## Given request:
Set down the records verbatim from their first line through the line that contains "30, 346, 50]", both ends included.

## Record list:
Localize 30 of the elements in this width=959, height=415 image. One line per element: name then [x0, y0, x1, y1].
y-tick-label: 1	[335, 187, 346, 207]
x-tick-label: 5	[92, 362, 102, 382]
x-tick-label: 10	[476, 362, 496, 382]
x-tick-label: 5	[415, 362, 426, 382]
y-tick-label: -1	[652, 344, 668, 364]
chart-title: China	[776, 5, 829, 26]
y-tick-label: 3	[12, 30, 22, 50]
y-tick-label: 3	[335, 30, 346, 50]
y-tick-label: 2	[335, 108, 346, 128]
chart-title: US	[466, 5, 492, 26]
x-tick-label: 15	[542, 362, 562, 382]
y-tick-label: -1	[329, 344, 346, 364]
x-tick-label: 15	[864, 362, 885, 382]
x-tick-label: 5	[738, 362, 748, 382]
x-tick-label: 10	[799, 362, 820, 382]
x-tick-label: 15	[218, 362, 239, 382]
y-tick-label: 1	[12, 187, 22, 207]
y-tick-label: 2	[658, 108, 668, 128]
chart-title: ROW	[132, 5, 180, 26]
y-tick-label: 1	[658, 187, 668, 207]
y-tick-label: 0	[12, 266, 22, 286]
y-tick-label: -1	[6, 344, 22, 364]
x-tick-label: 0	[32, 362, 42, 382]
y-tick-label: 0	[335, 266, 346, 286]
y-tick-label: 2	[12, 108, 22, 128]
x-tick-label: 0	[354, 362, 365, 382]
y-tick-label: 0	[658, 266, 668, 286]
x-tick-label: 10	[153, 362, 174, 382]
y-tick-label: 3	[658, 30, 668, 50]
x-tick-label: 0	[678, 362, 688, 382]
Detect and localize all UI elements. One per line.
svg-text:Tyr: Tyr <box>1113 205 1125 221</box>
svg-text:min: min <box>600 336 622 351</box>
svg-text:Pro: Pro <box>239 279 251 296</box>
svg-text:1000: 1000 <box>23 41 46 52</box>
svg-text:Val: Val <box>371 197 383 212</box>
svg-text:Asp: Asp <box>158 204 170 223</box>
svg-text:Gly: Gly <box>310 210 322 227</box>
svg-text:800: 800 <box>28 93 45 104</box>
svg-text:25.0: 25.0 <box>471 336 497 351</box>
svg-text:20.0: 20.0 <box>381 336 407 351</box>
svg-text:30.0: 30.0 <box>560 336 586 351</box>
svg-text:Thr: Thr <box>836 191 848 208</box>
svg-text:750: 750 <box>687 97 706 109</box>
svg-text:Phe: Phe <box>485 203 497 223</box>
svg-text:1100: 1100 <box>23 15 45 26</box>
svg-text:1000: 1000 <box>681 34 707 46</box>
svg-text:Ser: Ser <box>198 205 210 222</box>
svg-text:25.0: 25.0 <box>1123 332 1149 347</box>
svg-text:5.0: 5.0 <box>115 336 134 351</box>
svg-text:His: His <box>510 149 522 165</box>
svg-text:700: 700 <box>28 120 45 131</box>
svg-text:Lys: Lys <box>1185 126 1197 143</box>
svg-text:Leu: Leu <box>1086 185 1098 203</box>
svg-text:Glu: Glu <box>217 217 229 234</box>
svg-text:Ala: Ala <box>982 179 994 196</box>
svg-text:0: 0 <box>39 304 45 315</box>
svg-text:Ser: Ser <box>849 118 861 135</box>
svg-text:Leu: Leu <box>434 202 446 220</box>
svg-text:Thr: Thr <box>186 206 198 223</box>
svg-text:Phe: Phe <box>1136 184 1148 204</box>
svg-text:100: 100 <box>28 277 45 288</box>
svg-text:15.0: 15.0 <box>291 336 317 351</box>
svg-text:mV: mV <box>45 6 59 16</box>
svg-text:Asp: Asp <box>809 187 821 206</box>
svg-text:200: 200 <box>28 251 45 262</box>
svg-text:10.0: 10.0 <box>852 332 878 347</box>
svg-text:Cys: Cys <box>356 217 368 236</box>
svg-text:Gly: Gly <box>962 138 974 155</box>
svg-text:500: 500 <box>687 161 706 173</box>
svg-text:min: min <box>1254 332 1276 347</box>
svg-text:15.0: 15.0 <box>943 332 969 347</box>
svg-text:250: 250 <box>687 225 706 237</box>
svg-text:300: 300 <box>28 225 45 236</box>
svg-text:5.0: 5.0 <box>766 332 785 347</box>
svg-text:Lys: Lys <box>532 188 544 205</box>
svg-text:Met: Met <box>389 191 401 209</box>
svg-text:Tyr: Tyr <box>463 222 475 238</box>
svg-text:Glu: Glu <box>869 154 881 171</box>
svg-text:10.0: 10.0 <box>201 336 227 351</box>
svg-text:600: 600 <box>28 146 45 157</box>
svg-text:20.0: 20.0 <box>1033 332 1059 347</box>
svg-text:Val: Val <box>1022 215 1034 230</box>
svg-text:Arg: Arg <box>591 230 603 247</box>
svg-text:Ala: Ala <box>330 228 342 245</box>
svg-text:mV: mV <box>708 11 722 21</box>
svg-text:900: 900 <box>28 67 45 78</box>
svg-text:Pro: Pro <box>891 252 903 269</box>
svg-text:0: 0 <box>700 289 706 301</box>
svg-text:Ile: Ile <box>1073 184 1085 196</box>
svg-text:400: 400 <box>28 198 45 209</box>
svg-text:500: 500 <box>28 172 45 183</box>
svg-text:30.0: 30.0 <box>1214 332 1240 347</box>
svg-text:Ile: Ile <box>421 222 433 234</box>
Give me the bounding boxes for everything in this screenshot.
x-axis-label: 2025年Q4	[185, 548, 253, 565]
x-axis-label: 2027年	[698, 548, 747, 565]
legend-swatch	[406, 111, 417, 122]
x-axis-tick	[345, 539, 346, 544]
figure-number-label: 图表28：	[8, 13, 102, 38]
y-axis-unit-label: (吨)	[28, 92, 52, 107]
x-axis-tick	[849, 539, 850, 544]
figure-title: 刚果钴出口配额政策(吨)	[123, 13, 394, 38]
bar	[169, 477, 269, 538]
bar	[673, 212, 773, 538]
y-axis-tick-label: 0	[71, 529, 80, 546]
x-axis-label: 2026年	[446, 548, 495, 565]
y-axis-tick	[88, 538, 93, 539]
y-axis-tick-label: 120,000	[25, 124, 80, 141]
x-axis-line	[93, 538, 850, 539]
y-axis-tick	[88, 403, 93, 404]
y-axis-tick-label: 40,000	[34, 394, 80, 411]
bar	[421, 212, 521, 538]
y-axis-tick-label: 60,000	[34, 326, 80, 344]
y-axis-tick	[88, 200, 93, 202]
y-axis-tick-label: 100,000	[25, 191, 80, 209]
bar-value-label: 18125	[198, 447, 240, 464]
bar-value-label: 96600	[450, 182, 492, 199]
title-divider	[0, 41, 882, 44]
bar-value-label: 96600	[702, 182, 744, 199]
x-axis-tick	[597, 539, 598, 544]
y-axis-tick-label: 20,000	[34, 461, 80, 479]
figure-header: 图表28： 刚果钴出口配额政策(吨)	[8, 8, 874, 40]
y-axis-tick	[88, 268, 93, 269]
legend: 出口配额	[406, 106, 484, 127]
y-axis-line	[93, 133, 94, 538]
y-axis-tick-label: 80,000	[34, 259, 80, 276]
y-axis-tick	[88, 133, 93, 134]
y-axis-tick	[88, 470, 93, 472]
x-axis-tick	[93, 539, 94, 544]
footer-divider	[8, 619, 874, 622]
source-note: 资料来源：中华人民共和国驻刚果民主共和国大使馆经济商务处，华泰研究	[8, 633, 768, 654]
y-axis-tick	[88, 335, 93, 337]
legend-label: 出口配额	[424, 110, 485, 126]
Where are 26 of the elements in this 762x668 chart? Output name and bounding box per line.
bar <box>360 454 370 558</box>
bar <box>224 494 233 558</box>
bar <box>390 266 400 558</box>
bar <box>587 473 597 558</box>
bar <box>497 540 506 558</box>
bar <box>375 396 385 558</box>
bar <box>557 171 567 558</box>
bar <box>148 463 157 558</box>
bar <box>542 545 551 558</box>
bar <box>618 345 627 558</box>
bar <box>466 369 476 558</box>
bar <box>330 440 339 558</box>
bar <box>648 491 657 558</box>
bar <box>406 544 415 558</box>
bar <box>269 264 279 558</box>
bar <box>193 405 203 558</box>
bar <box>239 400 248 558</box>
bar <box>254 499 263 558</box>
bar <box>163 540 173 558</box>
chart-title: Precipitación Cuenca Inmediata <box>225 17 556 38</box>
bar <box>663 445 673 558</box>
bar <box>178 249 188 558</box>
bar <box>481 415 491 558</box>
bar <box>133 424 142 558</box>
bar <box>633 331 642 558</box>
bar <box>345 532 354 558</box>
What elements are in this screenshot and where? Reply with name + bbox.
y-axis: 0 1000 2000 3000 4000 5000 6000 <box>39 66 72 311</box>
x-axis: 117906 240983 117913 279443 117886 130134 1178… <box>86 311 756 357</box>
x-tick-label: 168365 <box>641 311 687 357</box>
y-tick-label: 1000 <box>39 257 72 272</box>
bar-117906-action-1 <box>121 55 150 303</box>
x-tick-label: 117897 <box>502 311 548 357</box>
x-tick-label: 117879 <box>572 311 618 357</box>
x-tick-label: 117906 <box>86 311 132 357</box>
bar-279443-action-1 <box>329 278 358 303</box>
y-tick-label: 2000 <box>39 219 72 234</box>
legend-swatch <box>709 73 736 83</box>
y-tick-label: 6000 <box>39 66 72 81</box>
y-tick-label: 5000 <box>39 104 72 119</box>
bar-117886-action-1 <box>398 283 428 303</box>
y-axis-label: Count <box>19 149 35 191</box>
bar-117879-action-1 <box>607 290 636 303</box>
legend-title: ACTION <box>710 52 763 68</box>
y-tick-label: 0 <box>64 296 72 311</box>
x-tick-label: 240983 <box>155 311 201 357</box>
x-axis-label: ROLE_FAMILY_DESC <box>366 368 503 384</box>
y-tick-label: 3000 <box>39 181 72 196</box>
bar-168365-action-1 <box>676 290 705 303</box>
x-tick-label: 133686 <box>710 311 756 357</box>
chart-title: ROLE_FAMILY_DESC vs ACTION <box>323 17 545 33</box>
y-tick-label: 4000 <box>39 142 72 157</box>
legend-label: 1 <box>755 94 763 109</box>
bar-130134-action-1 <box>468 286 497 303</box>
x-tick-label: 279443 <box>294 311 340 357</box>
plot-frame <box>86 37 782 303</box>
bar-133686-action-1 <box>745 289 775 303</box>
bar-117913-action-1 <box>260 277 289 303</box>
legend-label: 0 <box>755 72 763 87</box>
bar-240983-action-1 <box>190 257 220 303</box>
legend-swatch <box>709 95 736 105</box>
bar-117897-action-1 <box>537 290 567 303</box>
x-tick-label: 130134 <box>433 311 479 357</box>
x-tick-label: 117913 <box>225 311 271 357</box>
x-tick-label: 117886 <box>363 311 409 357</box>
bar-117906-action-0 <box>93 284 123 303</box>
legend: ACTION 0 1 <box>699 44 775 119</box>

## Response:
Localize 30 of the elements in this width=959, height=415 image. One line per element: name then [x0, y0, x1, y1].
y-tick-label: 1	[335, 187, 346, 207]
x-tick-label: 5	[92, 362, 102, 382]
x-tick-label: 10	[476, 362, 496, 382]
x-tick-label: 5	[415, 362, 426, 382]
y-tick-label: -1	[652, 344, 668, 364]
chart-title: China	[776, 5, 829, 26]
y-tick-label: 3	[12, 30, 22, 50]
y-tick-label: 3	[335, 30, 346, 50]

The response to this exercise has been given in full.